Requirements:
Report the number of lines in the entries below that include the word "Purchases", and nothing else.

Exercise input:
──────────

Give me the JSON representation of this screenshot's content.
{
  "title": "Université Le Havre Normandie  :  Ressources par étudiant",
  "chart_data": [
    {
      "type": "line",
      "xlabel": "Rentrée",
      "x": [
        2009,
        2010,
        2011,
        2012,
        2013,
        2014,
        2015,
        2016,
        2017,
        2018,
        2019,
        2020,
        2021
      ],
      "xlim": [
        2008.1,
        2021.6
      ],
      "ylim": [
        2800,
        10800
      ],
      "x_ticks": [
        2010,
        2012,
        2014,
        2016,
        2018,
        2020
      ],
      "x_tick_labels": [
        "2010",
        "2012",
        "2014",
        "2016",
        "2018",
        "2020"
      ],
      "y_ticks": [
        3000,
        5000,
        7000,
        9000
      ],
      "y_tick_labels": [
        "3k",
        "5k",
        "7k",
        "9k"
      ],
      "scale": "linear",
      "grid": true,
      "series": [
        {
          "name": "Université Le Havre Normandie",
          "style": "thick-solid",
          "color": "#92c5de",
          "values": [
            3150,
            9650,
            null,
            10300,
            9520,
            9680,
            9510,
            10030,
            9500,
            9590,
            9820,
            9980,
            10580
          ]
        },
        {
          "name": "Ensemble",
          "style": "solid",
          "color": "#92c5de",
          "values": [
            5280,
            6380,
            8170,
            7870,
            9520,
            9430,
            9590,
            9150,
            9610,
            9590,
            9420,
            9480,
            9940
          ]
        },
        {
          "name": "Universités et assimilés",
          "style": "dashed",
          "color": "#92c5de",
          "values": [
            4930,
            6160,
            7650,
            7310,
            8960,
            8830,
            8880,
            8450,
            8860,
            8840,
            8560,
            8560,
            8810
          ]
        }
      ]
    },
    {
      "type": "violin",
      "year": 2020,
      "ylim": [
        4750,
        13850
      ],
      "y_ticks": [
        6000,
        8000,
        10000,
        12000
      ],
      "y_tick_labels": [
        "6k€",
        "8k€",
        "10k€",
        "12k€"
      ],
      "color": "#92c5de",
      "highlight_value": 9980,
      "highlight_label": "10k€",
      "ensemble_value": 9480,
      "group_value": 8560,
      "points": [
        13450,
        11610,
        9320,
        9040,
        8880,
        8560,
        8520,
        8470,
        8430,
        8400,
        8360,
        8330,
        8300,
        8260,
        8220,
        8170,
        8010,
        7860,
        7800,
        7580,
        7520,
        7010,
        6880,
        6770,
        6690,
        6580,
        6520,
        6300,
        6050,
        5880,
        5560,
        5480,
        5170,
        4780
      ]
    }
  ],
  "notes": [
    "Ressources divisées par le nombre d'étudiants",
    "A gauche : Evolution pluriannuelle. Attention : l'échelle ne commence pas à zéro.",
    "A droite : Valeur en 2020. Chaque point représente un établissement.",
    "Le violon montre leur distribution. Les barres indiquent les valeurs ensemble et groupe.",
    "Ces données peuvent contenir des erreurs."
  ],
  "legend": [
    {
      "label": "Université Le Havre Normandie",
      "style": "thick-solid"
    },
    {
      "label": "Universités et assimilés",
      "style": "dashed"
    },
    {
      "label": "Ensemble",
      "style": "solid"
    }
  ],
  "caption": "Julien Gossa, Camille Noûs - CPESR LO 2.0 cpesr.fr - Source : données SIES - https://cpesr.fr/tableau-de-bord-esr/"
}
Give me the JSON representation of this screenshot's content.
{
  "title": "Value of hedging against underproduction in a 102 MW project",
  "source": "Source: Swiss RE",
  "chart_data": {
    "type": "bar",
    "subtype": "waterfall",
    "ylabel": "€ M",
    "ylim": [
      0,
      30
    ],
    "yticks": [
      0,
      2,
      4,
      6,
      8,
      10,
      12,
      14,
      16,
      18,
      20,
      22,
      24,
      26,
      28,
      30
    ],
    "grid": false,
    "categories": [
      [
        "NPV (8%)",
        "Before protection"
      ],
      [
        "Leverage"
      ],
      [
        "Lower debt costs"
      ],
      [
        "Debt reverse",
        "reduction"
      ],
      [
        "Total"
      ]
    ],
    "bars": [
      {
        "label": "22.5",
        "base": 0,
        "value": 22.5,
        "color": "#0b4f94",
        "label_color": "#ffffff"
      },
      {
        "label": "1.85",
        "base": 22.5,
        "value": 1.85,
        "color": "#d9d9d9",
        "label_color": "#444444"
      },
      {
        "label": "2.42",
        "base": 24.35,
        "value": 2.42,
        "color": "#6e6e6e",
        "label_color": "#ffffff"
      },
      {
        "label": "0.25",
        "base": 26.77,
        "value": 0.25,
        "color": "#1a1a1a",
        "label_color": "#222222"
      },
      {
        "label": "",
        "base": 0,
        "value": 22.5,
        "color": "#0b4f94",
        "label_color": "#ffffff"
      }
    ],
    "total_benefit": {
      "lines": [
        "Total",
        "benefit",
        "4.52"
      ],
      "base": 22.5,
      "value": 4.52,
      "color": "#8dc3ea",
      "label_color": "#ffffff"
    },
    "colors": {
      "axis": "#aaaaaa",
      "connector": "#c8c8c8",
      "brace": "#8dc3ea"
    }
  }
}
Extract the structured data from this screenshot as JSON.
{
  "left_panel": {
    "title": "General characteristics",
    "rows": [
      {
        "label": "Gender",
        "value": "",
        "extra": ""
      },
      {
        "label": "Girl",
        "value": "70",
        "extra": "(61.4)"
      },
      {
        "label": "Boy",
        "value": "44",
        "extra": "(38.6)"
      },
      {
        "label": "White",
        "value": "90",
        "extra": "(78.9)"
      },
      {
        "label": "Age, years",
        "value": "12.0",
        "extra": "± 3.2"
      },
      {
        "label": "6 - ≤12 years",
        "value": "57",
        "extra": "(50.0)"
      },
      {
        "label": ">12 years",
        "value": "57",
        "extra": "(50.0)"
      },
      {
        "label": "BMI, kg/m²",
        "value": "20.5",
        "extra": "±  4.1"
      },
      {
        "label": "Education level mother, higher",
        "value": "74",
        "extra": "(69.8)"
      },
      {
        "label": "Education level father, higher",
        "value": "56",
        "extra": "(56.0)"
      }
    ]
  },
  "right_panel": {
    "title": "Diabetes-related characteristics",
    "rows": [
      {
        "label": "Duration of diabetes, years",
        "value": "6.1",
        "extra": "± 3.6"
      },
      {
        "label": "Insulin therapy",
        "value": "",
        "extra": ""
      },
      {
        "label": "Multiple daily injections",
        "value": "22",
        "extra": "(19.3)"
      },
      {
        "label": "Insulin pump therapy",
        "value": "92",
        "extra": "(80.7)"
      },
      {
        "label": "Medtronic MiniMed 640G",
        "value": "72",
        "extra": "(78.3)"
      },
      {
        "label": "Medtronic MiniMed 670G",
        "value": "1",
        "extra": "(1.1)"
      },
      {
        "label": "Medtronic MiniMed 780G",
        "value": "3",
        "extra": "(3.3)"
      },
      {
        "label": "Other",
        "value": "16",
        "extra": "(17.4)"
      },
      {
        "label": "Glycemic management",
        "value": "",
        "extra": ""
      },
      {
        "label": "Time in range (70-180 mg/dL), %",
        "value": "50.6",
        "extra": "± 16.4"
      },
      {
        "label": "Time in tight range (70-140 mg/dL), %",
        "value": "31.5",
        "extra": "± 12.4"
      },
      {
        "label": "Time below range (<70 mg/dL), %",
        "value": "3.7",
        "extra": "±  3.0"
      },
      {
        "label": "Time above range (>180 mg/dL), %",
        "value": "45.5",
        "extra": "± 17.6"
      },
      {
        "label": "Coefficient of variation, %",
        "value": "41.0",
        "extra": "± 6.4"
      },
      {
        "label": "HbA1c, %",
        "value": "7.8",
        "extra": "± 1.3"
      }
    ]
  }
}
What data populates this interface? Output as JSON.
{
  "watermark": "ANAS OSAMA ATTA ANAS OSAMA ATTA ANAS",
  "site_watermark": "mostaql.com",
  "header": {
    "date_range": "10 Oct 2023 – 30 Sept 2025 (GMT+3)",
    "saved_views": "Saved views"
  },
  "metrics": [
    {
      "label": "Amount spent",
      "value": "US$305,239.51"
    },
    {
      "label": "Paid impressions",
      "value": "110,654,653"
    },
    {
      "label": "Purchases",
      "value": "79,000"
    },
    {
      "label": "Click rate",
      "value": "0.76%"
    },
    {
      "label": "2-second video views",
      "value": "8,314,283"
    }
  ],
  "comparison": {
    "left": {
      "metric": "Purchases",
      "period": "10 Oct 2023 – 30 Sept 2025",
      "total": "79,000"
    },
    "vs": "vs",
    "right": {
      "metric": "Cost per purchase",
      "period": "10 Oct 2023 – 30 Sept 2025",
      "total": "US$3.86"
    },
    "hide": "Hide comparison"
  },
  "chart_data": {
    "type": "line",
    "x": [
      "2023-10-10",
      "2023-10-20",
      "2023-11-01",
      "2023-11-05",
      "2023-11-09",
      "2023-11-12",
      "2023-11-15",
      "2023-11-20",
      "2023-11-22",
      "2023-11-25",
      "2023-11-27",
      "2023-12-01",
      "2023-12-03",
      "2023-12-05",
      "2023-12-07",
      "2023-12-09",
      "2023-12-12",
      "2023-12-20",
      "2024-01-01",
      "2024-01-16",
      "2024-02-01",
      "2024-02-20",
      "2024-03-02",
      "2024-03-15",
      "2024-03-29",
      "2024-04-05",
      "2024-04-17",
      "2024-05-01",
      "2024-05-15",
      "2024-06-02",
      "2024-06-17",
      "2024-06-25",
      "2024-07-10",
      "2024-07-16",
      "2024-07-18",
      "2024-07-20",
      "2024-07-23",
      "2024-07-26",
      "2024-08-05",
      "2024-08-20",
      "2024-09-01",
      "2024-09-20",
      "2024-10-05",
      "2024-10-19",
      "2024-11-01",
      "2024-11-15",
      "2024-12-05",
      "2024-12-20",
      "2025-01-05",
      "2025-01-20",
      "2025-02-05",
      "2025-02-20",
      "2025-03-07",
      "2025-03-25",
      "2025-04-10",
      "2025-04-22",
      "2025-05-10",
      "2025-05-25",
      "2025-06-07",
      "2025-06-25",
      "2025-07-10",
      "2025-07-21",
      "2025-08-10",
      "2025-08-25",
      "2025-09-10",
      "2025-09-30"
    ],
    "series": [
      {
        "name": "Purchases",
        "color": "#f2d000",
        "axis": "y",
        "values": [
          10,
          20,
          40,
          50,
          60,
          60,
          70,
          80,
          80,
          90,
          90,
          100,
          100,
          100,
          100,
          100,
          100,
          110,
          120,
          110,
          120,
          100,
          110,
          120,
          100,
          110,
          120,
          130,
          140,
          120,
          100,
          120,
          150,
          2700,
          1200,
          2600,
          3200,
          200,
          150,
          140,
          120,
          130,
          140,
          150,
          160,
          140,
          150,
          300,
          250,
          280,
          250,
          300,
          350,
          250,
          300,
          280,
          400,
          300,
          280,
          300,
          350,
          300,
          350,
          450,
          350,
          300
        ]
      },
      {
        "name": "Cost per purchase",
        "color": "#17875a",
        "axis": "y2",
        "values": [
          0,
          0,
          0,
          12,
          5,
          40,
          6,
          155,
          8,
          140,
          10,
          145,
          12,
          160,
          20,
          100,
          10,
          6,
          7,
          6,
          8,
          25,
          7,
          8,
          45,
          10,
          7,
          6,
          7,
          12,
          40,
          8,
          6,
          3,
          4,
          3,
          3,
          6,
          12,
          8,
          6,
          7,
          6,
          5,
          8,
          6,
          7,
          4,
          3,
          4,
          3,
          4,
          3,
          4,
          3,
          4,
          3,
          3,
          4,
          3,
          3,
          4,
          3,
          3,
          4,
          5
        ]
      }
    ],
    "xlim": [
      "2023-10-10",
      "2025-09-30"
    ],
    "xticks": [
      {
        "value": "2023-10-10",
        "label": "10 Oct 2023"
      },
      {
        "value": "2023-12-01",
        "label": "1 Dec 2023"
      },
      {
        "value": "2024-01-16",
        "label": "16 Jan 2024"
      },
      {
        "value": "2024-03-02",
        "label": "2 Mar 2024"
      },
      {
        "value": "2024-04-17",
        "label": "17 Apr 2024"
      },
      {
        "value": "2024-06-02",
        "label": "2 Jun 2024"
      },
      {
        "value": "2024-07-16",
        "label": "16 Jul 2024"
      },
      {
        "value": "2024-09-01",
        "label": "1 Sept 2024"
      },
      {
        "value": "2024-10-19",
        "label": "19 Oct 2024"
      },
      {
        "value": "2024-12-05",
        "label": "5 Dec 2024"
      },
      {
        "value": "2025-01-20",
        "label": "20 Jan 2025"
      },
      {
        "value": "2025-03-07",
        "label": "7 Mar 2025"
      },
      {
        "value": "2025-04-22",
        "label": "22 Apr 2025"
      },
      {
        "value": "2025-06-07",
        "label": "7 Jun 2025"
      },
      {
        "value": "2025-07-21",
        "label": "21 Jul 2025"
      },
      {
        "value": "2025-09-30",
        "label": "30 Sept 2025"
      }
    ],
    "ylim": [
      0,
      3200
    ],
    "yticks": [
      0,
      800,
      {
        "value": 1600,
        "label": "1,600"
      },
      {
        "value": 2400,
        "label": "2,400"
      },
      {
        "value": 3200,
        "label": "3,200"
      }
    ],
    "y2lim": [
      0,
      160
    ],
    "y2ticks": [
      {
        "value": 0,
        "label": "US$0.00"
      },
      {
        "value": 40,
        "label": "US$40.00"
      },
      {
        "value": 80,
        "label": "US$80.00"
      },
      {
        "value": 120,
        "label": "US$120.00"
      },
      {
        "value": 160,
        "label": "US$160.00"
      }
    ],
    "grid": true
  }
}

──────────

Written solution:
3